◆ Given request:
Each line that holds the word "Late" is to be identified and copied.

Stored data

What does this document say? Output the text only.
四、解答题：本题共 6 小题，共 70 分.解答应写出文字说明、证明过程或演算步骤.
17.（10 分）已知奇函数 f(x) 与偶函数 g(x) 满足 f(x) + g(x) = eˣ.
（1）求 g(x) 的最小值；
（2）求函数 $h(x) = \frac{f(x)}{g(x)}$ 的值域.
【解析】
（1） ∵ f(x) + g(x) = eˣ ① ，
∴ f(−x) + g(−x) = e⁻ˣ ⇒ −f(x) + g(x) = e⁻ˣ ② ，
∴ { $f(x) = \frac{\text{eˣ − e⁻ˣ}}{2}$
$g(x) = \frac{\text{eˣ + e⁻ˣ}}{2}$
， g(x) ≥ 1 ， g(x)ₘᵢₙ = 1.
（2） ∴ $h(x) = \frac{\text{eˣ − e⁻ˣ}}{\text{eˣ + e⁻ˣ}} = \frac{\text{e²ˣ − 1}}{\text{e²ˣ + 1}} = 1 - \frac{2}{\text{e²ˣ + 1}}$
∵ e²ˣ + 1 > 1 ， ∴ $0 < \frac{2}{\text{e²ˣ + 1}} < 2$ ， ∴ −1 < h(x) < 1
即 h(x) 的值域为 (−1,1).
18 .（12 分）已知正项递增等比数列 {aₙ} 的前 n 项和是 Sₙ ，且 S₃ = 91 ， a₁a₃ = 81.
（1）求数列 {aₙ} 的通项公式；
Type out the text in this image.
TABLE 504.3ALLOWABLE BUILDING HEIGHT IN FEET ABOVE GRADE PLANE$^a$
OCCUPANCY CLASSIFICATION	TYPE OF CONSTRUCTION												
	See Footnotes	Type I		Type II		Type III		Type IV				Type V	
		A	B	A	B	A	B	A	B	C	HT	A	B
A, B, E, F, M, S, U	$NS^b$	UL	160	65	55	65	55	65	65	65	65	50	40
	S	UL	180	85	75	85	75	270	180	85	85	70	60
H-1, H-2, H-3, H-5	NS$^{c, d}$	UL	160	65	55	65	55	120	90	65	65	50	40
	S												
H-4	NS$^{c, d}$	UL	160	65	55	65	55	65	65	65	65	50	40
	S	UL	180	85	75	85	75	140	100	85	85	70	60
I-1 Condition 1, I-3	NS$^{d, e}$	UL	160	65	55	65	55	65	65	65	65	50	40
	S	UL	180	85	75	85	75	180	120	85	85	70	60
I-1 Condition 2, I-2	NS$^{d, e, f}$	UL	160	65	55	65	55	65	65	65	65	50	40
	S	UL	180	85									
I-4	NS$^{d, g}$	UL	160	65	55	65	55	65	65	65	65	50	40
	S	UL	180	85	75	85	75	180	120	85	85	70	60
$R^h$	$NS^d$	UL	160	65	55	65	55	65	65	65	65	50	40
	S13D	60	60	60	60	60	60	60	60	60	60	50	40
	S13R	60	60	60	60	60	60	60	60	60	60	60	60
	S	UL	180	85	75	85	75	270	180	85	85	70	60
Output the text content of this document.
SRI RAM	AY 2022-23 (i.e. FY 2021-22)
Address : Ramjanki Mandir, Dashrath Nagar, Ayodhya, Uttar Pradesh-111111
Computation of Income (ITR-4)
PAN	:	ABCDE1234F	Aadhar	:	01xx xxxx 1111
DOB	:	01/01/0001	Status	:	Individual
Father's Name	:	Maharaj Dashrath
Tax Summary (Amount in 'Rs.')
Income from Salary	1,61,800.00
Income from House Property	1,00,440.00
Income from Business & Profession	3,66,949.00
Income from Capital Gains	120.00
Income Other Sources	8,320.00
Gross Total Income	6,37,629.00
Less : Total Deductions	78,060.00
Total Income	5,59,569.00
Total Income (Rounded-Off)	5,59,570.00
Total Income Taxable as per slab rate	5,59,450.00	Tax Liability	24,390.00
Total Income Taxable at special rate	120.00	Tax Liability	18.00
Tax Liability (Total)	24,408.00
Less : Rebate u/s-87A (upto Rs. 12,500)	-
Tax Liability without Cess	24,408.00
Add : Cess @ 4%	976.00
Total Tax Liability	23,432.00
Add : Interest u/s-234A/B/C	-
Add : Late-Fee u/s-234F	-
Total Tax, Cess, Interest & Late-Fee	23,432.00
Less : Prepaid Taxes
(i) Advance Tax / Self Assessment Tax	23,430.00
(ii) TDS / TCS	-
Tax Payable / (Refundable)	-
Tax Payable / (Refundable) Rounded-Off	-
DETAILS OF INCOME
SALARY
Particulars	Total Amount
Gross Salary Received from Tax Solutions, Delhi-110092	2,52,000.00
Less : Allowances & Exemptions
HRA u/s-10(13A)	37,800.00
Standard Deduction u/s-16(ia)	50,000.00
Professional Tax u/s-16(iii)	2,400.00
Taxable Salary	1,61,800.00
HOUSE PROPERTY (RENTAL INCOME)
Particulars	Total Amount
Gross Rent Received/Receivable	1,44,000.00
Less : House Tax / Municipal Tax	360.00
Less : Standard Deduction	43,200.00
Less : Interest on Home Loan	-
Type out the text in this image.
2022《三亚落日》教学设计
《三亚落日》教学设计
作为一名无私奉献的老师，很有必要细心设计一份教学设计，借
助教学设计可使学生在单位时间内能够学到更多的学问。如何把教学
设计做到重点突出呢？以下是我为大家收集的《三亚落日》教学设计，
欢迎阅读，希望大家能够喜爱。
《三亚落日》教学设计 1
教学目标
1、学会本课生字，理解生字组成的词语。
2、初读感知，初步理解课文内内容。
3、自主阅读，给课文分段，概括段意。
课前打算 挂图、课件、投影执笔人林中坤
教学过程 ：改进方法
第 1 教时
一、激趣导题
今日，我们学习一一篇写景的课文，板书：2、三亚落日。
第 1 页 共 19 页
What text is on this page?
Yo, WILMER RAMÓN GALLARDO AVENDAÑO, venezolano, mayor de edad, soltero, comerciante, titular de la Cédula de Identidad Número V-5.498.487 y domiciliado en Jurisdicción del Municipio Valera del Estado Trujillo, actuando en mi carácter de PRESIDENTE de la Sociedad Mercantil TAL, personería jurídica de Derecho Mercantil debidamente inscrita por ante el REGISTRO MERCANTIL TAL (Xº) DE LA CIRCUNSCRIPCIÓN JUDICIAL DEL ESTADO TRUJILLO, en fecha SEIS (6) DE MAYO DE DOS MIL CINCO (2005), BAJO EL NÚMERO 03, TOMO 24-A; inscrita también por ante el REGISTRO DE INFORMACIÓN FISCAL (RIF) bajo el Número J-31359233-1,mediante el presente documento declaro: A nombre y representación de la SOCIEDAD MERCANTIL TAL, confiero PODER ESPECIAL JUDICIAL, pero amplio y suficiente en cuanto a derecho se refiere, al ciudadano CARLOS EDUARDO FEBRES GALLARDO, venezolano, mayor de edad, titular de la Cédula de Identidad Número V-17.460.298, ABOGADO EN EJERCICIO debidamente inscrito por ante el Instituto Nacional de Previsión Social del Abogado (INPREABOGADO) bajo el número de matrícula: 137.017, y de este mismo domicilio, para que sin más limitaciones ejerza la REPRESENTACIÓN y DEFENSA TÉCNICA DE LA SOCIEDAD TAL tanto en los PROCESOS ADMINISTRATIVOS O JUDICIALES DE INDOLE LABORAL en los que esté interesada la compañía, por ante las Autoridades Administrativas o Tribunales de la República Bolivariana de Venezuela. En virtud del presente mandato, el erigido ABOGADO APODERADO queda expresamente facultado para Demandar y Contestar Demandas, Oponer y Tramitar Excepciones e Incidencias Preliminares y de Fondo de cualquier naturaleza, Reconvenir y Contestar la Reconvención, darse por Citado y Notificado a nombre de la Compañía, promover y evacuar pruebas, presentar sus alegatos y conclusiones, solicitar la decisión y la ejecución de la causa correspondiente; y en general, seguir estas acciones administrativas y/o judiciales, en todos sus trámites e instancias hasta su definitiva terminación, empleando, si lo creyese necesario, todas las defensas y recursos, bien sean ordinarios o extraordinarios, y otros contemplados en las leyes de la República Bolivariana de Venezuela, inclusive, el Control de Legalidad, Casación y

◆ Output:
Add : Late-Fee u/s-234F	-
Total Tax, Cess, Interest & Late-Fee	23,432.00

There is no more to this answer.